### What you are asked to do
Go through the entries below and write each one out exactly.

Entries with figure data:
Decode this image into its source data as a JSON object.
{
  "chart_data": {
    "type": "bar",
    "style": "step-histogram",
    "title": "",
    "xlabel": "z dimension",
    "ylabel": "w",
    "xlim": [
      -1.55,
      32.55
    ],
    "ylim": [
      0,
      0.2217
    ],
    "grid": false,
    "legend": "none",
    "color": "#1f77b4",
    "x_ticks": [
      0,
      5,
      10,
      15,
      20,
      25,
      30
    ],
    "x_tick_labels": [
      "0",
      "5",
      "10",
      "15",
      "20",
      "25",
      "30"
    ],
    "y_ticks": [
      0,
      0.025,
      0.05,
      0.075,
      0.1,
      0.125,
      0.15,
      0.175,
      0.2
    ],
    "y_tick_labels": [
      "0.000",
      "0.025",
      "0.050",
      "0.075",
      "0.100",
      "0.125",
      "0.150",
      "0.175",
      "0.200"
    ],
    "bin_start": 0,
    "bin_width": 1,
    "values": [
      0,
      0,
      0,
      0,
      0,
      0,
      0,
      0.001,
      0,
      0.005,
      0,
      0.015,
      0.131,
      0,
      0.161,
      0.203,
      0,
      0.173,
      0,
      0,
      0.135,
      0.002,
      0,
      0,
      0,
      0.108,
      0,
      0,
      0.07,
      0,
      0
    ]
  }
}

### Reply
Decode this image into its source data as a JSON object.
{
  "chart_data": {
    "type": "bar",
    "style": "step-histogram",
    "title": "",
    "xlabel": "z dimension",
    "ylabel": "w",
    "xlim": [
      -1.55,
      32.55
    ],
    "ylim": [
      0,
      0.2217
    ],
    "grid": false,
    "legend": "none",
    "color": "#1f77b4",
    "x_ticks": [
      0,
      5,
      10,
      15,
      20,
      25,
      30
    ],
    "x_tick_labels": [
      "0",
      "5",
      "10",
      "15",
      "20",
      "25",
      "30"
    ],
    "y_ticks": [
      0,
      0.025,
      0.05,
      0.075,
      0.1,
      0.125,
      0.15,
      0.175,
      0.2
    ],
    "y_tick_labels": [
      "0.000",
      "0.025",
      "0.050",
      "0.075",
      "0.100",
      "0.125",
      "0.150",
      "0.175",
      "0.200"
    ],
    "bin_start": 0,
    "bin_width": 1,
    "values": [
      0,
      0,
      0,
      0,
      0,
      0,
      0,
      0.001,
      0,
      0.005,
      0,
      0.015,
      0.131,
      0,
      0.161,
      0.203,
      0,
      0.173,
      0,
      0,
      0.135,
      0.002,
      0,
      0,
      0,
      0.108,
      0,
      0,
      0.07,
      0,
      0
    ]
  }
}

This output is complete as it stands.